The entries below should be given again exactly, minus their pictures.

** BEGIN Information supplied **

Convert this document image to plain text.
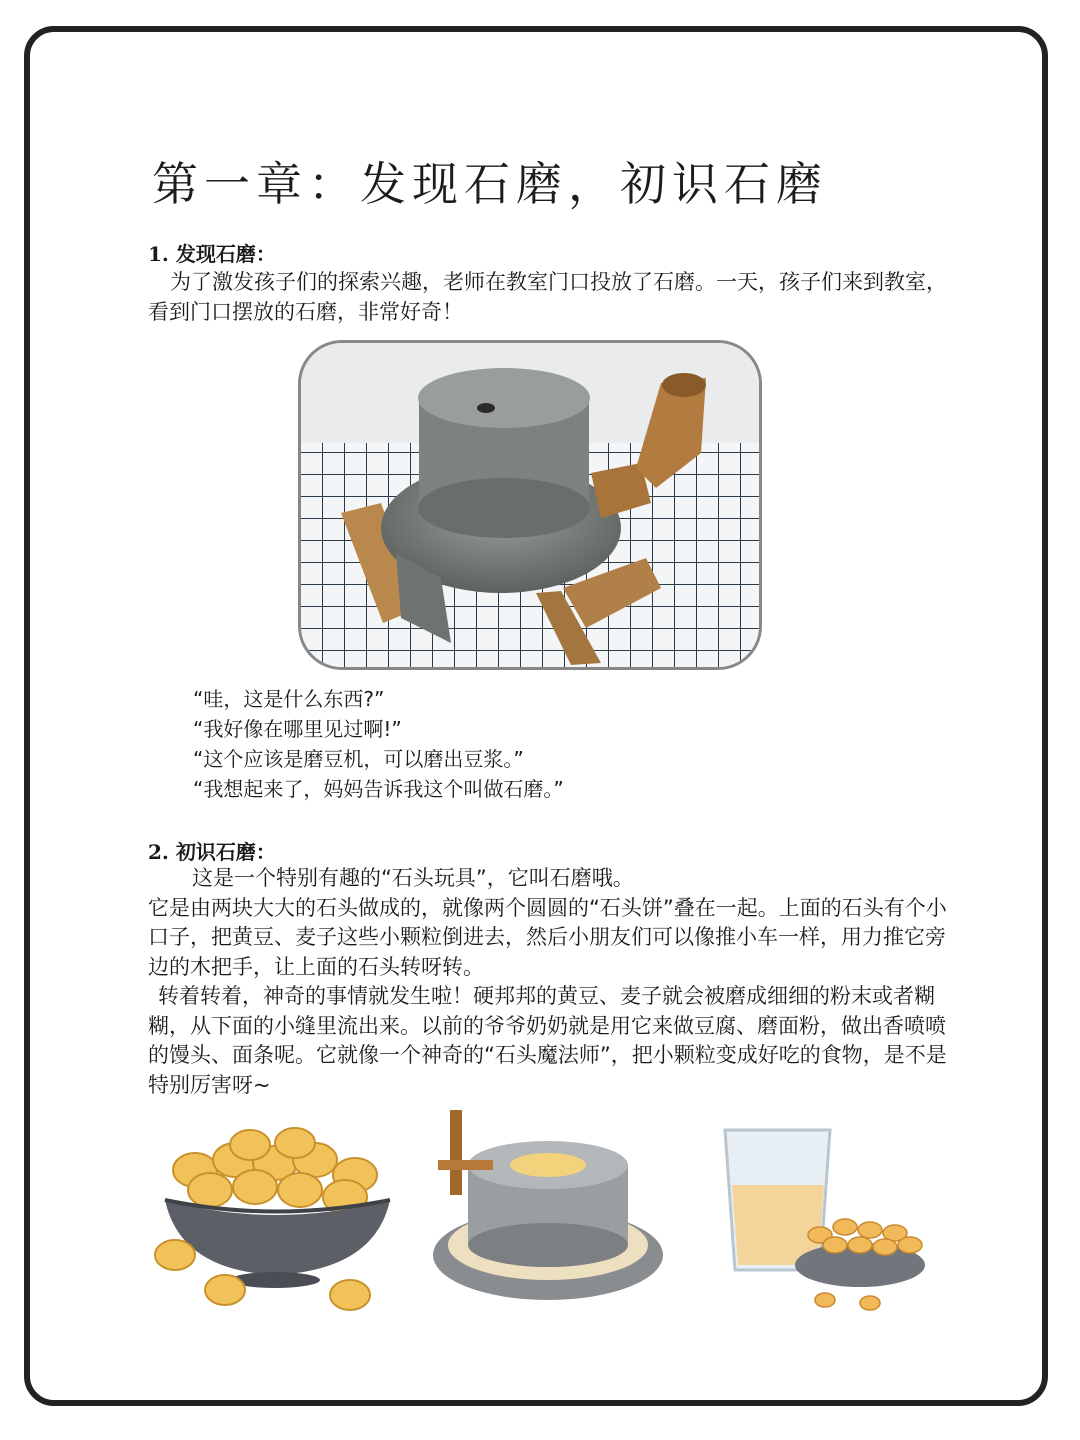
第一章：发现石磨，初识石磨
1. 发现石磨：

为了激发孩子们的探索兴趣，老师在教室门口投放了石磨。一天，孩子们来到教室，看到门口摆放的石磨，非常好奇！

“哇，这是什么东西?”
“我好像在哪里见过啊!”
“这个应该是磨豆机，可以磨出豆浆。”
“我想起来了，妈妈告诉我这个叫做石磨。”
2. 初识石磨：

这是一个特别有趣的“石头玩具”，它叫石磨哦。

它是由两块大大的石头做成的，就像两个圆圆的“石头饼”叠在一起。上面的石头有个小口子，把黄豆、麦子这些小颗粒倒进去，然后小朋友们可以像推小车一样，用力推它旁边的木把手，让上面的石头转呀转。

转着转着，神奇的事情就发生啦！硬邦邦的黄豆、麦子就会被磨成细细的粉末或者糊糊，从下面的小缝里流出来。以前的爷爷奶奶就是用它来做豆腐、磨面粉，做出香喷喷的馒头、面条呢。它就像一个神奇的“石头魔法师”，把小颗粒变成好吃的食物，是不是特别厉害呀~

** END Information supplied **

#### Solution
Convert this document image to plain text.
第一章：发现石磨，初识石磨
1. 发现石磨：

为了激发孩子们的探索兴趣，老师在教室门口投放了石磨。一天，孩子们来到教室，看到门口摆放的石磨，非常好奇！

“哇，这是什么东西?”
“我好像在哪里见过啊!”
“这个应该是磨豆机，可以磨出豆浆。”
“我想起来了，妈妈告诉我这个叫做石磨。”
2. 初识石磨：

这是一个特别有趣的“石头玩具”，它叫石磨哦。

它是由两块大大的石头做成的，就像两个圆圆的“石头饼”叠在一起。上面的石头有个小口子，把黄豆、麦子这些小颗粒倒进去，然后小朋友们可以像推小车一样，用力推它旁边的木把手，让上面的石头转呀转。

转着转着，神奇的事情就发生啦！硬邦邦的黄豆、麦子就会被磨成细细的粉末或者糊糊，从下面的小缝里流出来。以前的爷爷奶奶就是用它来做豆腐、磨面粉，做出香喷喷的馒头、面条呢。它就像一个神奇的“石头魔法师”，把小颗粒变成好吃的食物，是不是特别厉害呀~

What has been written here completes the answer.